#### STORED DATA ####

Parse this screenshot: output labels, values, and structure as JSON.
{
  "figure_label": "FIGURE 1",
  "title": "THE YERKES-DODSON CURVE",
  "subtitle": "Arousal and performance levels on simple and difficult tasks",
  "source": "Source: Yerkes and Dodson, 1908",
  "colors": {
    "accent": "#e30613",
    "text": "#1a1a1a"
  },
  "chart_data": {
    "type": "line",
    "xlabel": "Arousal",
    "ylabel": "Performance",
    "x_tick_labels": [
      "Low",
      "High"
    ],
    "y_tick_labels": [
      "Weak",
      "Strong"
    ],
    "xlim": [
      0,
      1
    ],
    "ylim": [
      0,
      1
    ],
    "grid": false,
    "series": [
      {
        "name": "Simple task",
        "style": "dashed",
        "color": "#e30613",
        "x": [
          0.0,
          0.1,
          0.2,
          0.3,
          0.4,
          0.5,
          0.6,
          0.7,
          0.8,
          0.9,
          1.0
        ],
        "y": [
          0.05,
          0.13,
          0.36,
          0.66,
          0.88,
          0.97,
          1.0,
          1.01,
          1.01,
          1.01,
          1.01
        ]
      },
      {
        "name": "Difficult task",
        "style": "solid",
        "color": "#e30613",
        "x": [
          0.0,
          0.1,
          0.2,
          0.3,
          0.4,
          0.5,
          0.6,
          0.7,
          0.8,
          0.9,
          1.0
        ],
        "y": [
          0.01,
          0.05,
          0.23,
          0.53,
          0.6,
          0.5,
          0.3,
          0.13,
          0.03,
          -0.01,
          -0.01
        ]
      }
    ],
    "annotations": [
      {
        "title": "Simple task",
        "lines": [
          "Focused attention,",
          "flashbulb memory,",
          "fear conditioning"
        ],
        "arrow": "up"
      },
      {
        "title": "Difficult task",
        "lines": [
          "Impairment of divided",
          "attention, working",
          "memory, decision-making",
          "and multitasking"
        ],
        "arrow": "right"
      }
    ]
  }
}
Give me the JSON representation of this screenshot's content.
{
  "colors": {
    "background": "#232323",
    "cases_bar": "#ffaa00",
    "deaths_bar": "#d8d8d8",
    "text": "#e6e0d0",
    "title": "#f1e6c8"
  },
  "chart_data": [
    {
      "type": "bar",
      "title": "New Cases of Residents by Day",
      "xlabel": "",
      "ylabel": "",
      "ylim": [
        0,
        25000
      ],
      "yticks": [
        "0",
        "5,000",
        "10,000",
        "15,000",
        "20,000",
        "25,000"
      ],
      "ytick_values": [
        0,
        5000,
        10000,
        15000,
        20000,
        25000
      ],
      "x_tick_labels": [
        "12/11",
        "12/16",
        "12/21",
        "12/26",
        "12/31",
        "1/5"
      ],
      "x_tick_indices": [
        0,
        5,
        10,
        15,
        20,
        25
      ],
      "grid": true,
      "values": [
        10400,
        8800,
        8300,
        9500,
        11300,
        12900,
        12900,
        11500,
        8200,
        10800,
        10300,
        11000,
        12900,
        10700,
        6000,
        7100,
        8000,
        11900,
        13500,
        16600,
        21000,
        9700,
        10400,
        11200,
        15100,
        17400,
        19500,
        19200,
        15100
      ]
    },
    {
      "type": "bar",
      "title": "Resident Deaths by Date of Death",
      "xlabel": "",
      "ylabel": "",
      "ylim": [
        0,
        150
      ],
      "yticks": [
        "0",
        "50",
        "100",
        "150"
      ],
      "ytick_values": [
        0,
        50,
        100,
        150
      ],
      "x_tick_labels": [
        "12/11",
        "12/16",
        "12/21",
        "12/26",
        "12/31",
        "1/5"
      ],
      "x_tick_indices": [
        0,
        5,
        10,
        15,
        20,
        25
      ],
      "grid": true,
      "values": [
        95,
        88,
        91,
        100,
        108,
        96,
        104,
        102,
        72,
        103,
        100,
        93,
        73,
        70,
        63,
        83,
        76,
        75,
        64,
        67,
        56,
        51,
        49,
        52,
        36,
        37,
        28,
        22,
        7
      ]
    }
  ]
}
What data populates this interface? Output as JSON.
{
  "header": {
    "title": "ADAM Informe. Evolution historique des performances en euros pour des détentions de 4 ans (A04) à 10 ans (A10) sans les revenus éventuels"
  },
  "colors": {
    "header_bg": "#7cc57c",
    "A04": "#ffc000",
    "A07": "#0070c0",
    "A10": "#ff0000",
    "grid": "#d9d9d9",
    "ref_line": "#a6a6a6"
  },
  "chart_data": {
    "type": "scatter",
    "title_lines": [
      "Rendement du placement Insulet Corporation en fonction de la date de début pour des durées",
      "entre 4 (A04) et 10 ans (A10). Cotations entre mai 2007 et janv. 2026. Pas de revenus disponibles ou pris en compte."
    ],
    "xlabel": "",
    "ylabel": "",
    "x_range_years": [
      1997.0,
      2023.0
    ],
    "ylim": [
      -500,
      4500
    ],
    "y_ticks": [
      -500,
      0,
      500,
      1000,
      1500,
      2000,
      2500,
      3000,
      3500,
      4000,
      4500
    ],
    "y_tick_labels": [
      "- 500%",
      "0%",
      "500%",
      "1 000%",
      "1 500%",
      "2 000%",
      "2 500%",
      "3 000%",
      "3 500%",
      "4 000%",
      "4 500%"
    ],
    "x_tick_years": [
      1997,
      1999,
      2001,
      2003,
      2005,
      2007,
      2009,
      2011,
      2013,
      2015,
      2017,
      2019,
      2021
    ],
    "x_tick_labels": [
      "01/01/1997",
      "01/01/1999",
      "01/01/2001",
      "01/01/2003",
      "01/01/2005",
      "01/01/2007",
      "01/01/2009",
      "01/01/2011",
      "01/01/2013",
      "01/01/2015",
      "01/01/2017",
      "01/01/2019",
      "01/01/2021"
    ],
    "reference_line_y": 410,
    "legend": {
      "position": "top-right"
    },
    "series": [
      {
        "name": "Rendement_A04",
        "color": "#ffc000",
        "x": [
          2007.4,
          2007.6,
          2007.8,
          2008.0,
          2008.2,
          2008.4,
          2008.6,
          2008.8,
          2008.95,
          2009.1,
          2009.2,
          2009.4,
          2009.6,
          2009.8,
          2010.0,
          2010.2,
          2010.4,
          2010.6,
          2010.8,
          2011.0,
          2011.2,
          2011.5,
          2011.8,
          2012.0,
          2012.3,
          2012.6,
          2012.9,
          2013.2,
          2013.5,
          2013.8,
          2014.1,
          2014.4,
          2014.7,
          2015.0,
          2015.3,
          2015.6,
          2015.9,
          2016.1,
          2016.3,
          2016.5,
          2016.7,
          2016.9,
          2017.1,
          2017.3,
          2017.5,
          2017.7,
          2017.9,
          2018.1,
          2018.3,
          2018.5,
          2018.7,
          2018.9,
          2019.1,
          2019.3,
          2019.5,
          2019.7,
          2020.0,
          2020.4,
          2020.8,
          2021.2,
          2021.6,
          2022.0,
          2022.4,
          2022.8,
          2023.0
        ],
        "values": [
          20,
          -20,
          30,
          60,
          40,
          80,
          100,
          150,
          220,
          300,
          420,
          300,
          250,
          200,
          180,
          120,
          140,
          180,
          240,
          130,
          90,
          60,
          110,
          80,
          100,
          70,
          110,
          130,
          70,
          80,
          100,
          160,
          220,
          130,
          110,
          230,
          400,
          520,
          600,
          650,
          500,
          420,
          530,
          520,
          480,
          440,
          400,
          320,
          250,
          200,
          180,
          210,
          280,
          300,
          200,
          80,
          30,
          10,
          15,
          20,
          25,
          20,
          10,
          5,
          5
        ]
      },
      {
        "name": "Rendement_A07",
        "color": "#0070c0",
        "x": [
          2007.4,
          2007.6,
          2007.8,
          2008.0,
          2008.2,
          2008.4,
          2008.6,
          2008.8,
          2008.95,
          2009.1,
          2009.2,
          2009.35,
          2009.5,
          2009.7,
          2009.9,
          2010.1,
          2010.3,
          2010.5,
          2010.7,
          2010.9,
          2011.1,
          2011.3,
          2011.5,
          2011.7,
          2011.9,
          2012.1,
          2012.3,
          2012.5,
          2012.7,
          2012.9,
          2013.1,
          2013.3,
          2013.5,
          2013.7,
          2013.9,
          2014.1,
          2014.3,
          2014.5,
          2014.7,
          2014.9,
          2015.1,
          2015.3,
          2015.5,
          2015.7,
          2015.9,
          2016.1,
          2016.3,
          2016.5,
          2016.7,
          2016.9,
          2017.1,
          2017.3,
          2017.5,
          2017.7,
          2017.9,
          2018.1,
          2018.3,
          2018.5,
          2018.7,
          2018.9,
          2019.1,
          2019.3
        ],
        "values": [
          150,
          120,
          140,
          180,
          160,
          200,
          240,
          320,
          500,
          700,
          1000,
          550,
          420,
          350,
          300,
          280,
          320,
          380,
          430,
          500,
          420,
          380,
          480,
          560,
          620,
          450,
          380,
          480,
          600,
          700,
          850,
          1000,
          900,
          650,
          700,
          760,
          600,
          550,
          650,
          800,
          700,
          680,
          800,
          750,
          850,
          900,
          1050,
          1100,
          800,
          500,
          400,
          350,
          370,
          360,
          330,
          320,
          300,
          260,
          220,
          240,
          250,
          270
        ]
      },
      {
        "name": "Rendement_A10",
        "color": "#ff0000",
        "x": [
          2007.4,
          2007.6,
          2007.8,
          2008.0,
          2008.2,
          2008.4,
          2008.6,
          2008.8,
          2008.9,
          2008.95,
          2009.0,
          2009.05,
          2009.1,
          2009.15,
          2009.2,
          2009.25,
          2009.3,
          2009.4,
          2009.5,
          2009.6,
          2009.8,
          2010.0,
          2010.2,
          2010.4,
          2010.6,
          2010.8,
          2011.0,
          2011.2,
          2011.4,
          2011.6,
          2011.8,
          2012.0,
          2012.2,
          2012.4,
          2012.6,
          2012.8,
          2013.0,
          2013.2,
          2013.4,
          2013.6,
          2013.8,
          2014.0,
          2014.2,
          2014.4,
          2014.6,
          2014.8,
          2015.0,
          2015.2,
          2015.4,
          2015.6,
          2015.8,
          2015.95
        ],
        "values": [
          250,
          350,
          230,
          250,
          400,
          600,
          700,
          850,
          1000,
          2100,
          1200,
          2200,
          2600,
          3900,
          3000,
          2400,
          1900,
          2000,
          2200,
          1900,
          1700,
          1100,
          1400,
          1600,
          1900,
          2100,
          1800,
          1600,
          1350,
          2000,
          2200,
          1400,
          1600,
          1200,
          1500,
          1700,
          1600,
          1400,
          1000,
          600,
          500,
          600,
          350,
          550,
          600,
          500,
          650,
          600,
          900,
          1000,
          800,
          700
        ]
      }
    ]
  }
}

####

* _AIM OF THE TASK_: Search the entries for the string "type" and collect each line that has it.

* _CORRECT ANSWER_:
    "type": "line",
      "type": "bar",
      "type": "bar",
    "type": "scatter",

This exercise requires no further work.